_WHAT THE TASK REQUIRES_
Keep the images out and copy every entry below exactly.

_DATA LINES_
[BEGIN]

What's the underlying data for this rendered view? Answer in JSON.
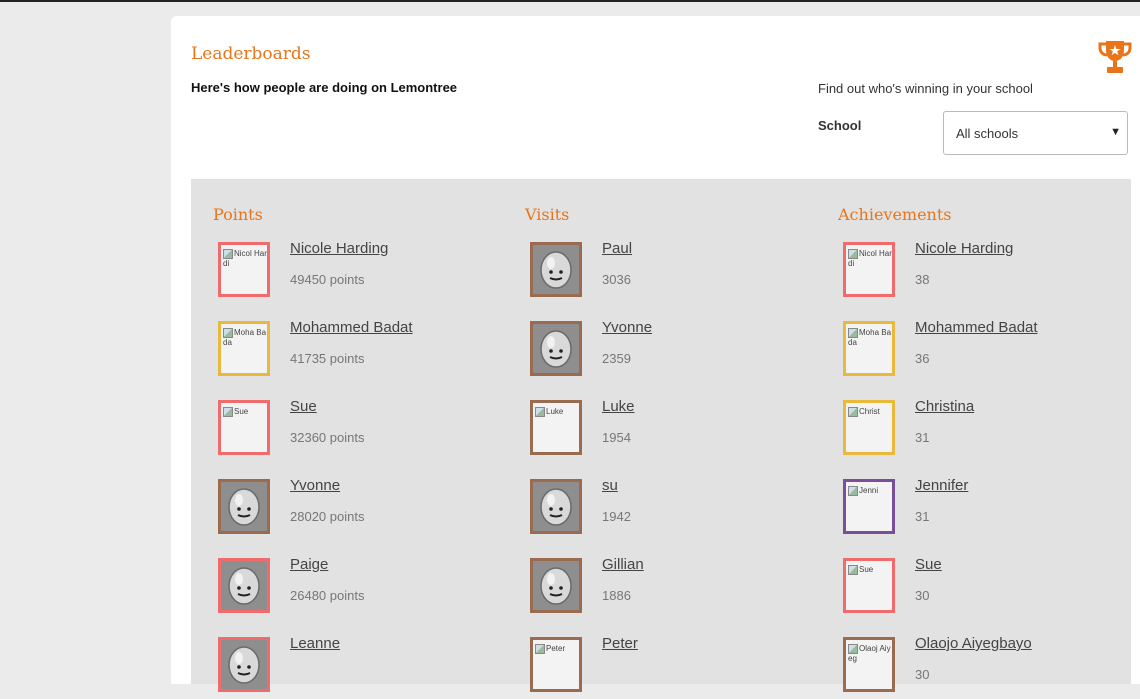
{
  "page": {
    "title": "Leaderboards",
    "subtitle": "Here's how people are doing on Lemontree",
    "trophy_icon": "trophy-icon"
  },
  "school_filter": {
    "hint": "Find out who's winning in your school",
    "label": "School",
    "selected": "All schools"
  },
  "colors": {
    "accent": "#e8751a",
    "border_red": "#f06b6b",
    "border_brown": "#9b6b4f",
    "border_yellow": "#e9b93c",
    "border_purple": "#7a4f9a"
  },
  "columns": [
    {
      "title": "Points",
      "entries": [
        {
          "name": "Nicole Harding",
          "score": "49450 points",
          "avatar_alt": "Nicol Hardi",
          "avatar": "broken",
          "border": "red"
        },
        {
          "name": "Mohammed Badat",
          "score": "41735 points",
          "avatar_alt": "Moha Bada",
          "avatar": "broken",
          "border": "yellow"
        },
        {
          "name": "Sue",
          "score": "32360 points",
          "avatar_alt": "Sue",
          "avatar": "broken",
          "border": "red"
        },
        {
          "name": "Yvonne",
          "score": "28020 points",
          "avatar_alt": "",
          "avatar": "lemon",
          "border": "brown"
        },
        {
          "name": "Paige",
          "score": "26480 points",
          "avatar_alt": "",
          "avatar": "lemon",
          "border": "red"
        },
        {
          "name": "Leanne",
          "score": "",
          "avatar_alt": "",
          "avatar": "lemon",
          "border": "red"
        }
      ]
    },
    {
      "title": "Visits",
      "entries": [
        {
          "name": "Paul",
          "score": "3036",
          "avatar_alt": "",
          "avatar": "lemon",
          "border": "brown"
        },
        {
          "name": "Yvonne",
          "score": "2359",
          "avatar_alt": "",
          "avatar": "lemon",
          "border": "brown"
        },
        {
          "name": "Luke",
          "score": "1954",
          "avatar_alt": "Luke",
          "avatar": "broken",
          "border": "brown"
        },
        {
          "name": "su",
          "score": "1942",
          "avatar_alt": "",
          "avatar": "lemon",
          "border": "brown"
        },
        {
          "name": "Gillian",
          "score": "1886",
          "avatar_alt": "",
          "avatar": "lemon",
          "border": "brown"
        },
        {
          "name": "Peter",
          "score": "",
          "avatar_alt": "Peter",
          "avatar": "broken",
          "border": "brown"
        }
      ]
    },
    {
      "title": "Achievements",
      "entries": [
        {
          "name": "Nicole Harding",
          "score": "38",
          "avatar_alt": "Nicol Hardi",
          "avatar": "broken",
          "border": "red"
        },
        {
          "name": "Mohammed Badat",
          "score": "36",
          "avatar_alt": "Moha Bada",
          "avatar": "broken",
          "border": "yellow"
        },
        {
          "name": "Christina",
          "score": "31",
          "avatar_alt": "Christ",
          "avatar": "broken",
          "border": "yellow"
        },
        {
          "name": "Jennifer",
          "score": "31",
          "avatar_alt": "Jenni",
          "avatar": "broken",
          "border": "purple"
        },
        {
          "name": "Sue",
          "score": "30",
          "avatar_alt": "Sue",
          "avatar": "broken",
          "border": "red"
        },
        {
          "name": "Olaojo Aiyegbayo",
          "score": "30",
          "avatar_alt": "Olaoj Aiyeg",
          "avatar": "broken",
          "border": "brown"
        }
      ]
    }
  ]
}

[END]

_FULL RESPONSE_
What's the underlying data for this rendered view? Answer in JSON.
{
  "page": {
    "title": "Leaderboards",
    "subtitle": "Here's how people are doing on Lemontree",
    "trophy_icon": "trophy-icon"
  },
  "school_filter": {
    "hint": "Find out who's winning in your school",
    "label": "School",
    "selected": "All schools"
  },
  "colors": {
    "accent": "#e8751a",
    "border_red": "#f06b6b",
    "border_brown": "#9b6b4f",
    "border_yellow": "#e9b93c",
    "border_purple": "#7a4f9a"
  },
  "columns": [
    {
      "title": "Points",
      "entries": [
        {
          "name": "Nicole Harding",
          "score": "49450 points",
          "avatar_alt": "Nicol Hardi",
          "avatar": "broken",
          "border": "red"
        },
        {
          "name": "Mohammed Badat",
          "score": "41735 points",
          "avatar_alt": "Moha Bada",
          "avatar": "broken",
          "border": "yellow"
        },
        {
          "name": "Sue",
          "score": "32360 points",
          "avatar_alt": "Sue",
          "avatar": "broken",
          "border": "red"
        },
        {
          "name": "Yvonne",
          "score": "28020 points",
          "avatar_alt": "",
          "avatar": "lemon",
          "border": "brown"
        },
        {
          "name": "Paige",
          "score": "26480 points",
          "avatar_alt": "",
          "avatar": "lemon",
          "border": "red"
        },
        {
          "name": "Leanne",
          "score": "",
          "avatar_alt": "",
          "avatar": "lemon",
          "border": "red"
        }
      ]
    },
    {
      "title": "Visits",
      "entries": [
        {
          "name": "Paul",
          "score": "3036",
          "avatar_alt": "",
          "avatar": "lemon",
          "border": "brown"
        },
        {
          "name": "Yvonne",
          "score": "2359",
          "avatar_alt": "",
          "avatar": "lemon",
          "border": "brown"
        },
        {
          "name": "Luke",
          "score": "1954",
          "avatar_alt": "Luke",
          "avatar": "broken",
          "border": "brown"
        },
        {
          "name": "su",
          "score": "1942",
          "avatar_alt": "",
          "avatar": "lemon",
          "border": "brown"
        },
        {
          "name": "Gillian",
          "score": "1886",
          "avatar_alt": "",
          "avatar": "lemon",
          "border": "brown"
        },
        {
          "name": "Peter",
          "score": "",
          "avatar_alt": "Peter",
          "avatar": "broken",
          "border": "brown"
        }
      ]
    },
    {
      "title": "Achievements",
      "entries": [
        {
          "name": "Nicole Harding",
          "score": "38",
          "avatar_alt": "Nicol Hardi",
          "avatar": "broken",
          "border": "red"
        },
        {
          "name": "Mohammed Badat",
          "score": "36",
          "avatar_alt": "Moha Bada",
          "avatar": "broken",
          "border": "yellow"
        },
        {
          "name": "Christina",
          "score": "31",
          "avatar_alt": "Christ",
          "avatar": "broken",
          "border": "yellow"
        },
        {
          "name": "Jennifer",
          "score": "31",
          "avatar_alt": "Jenni",
          "avatar": "broken",
          "border": "purple"
        },
        {
          "name": "Sue",
          "score": "30",
          "avatar_alt": "Sue",
          "avatar": "broken",
          "border": "red"
        },
        {
          "name": "Olaojo Aiyegbayo",
          "score": "30",
          "avatar_alt": "Olaoj Aiyeg",
          "avatar": "broken",
          "border": "brown"
        }
      ]
    }
  ]
}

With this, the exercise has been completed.